■ **Goal**
Repeat every record below exactly as it appears.

■ **Supplied material**
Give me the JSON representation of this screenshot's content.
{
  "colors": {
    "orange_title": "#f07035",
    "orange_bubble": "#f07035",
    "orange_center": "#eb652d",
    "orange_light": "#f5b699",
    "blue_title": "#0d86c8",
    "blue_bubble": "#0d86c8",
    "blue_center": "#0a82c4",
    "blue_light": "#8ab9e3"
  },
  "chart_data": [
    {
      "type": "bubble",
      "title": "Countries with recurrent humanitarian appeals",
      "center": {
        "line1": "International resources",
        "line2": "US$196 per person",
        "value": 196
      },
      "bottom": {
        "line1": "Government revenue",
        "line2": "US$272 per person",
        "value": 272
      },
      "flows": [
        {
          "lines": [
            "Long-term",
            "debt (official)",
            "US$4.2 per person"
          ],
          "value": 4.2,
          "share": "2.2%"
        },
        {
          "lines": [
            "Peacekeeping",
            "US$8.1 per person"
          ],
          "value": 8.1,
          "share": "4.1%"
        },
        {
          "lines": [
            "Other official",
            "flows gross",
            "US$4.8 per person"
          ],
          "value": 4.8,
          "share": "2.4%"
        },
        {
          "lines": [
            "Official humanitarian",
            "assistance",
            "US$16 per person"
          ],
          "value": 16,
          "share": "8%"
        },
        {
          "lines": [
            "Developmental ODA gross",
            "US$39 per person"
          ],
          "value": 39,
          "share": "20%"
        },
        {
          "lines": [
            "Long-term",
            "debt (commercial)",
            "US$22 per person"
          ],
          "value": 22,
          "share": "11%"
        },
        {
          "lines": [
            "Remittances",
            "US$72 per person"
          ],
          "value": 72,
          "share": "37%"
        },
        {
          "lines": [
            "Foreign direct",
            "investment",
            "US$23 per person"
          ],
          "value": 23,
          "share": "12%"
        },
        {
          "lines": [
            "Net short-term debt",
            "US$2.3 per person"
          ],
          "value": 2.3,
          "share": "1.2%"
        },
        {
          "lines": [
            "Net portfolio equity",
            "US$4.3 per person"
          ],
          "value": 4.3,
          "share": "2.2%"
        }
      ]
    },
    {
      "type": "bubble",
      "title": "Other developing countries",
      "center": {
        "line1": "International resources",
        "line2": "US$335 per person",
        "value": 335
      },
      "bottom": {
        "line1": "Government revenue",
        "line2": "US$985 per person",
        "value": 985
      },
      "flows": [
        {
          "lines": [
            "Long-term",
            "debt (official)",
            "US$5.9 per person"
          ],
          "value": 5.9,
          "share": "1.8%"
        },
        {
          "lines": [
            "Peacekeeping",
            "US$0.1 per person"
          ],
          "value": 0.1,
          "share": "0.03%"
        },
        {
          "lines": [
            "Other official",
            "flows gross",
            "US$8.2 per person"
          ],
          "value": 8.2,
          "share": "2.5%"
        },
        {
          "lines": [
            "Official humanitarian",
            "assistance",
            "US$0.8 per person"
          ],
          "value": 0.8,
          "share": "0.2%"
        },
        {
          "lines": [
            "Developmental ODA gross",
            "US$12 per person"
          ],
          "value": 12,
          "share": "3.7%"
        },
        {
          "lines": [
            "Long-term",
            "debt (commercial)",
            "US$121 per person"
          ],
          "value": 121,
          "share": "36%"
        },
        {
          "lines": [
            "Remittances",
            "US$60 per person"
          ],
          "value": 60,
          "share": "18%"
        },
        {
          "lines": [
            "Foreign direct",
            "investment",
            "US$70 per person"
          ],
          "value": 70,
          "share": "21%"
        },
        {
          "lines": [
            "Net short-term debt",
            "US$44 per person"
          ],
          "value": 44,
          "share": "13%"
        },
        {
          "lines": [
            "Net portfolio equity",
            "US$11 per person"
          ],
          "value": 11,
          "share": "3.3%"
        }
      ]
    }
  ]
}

■ **Full answer**
Give me the JSON representation of this screenshot's content.
{
  "colors": {
    "orange_title": "#f07035",
    "orange_bubble": "#f07035",
    "orange_center": "#eb652d",
    "orange_light": "#f5b699",
    "blue_title": "#0d86c8",
    "blue_bubble": "#0d86c8",
    "blue_center": "#0a82c4",
    "blue_light": "#8ab9e3"
  },
  "chart_data": [
    {
      "type": "bubble",
      "title": "Countries with recurrent humanitarian appeals",
      "center": {
        "line1": "International resources",
        "line2": "US$196 per person",
        "value": 196
      },
      "bottom": {
        "line1": "Government revenue",
        "line2": "US$272 per person",
        "value": 272
      },
      "flows": [
        {
          "lines": [
            "Long-term",
            "debt (official)",
            "US$4.2 per person"
          ],
          "value": 4.2,
          "share": "2.2%"
        },
        {
          "lines": [
            "Peacekeeping",
            "US$8.1 per person"
          ],
          "value": 8.1,
          "share": "4.1%"
        },
        {
          "lines": [
            "Other official",
            "flows gross",
            "US$4.8 per person"
          ],
          "value": 4.8,
          "share": "2.4%"
        },
        {
          "lines": [
            "Official humanitarian",
            "assistance",
            "US$16 per person"
          ],
          "value": 16,
          "share": "8%"
        },
        {
          "lines": [
            "Developmental ODA gross",
            "US$39 per person"
          ],
          "value": 39,
          "share": "20%"
        },
        {
          "lines": [
            "Long-term",
            "debt (commercial)",
            "US$22 per person"
          ],
          "value": 22,
          "share": "11%"
        },
        {
          "lines": [
            "Remittances",
            "US$72 per person"
          ],
          "value": 72,
          "share": "37%"
        },
        {
          "lines": [
            "Foreign direct",
            "investment",
            "US$23 per person"
          ],
          "value": 23,
          "share": "12%"
        },
        {
          "lines": [
            "Net short-term debt",
            "US$2.3 per person"
          ],
          "value": 2.3,
          "share": "1.2%"
        },
        {
          "lines": [
            "Net portfolio equity",
            "US$4.3 per person"
          ],
          "value": 4.3,
          "share": "2.2%"
        }
      ]
    },
    {
      "type": "bubble",
      "title": "Other developing countries",
      "center": {
        "line1": "International resources",
        "line2": "US$335 per person",
        "value": 335
      },
      "bottom": {
        "line1": "Government revenue",
        "line2": "US$985 per person",
        "value": 985
      },
      "flows": [
        {
          "lines": [
            "Long-term",
            "debt (official)",
            "US$5.9 per person"
          ],
          "value": 5.9,
          "share": "1.8%"
        },
        {
          "lines": [
            "Peacekeeping",
            "US$0.1 per person"
          ],
          "value": 0.1,
          "share": "0.03%"
        },
        {
          "lines": [
            "Other official",
            "flows gross",
            "US$8.2 per person"
          ],
          "value": 8.2,
          "share": "2.5%"
        },
        {
          "lines": [
            "Official humanitarian",
            "assistance",
            "US$0.8 per person"
          ],
          "value": 0.8,
          "share": "0.2%"
        },
        {
          "lines": [
            "Developmental ODA gross",
            "US$12 per person"
          ],
          "value": 12,
          "share": "3.7%"
        },
        {
          "lines": [
            "Long-term",
            "debt (commercial)",
            "US$121 per person"
          ],
          "value": 121,
          "share": "36%"
        },
        {
          "lines": [
            "Remittances",
            "US$60 per person"
          ],
          "value": 60,
          "share": "18%"
        },
        {
          "lines": [
            "Foreign direct",
            "investment",
            "US$70 per person"
          ],
          "value": 70,
          "share": "21%"
        },
        {
          "lines": [
            "Net short-term debt",
            "US$44 per person"
          ],
          "value": 44,
          "share": "13%"
        },
        {
          "lines": [
            "Net portfolio equity",
            "US$11 per person"
          ],
          "value": 11,
          "share": "3.3%"
        }
      ]
    }
  ]
}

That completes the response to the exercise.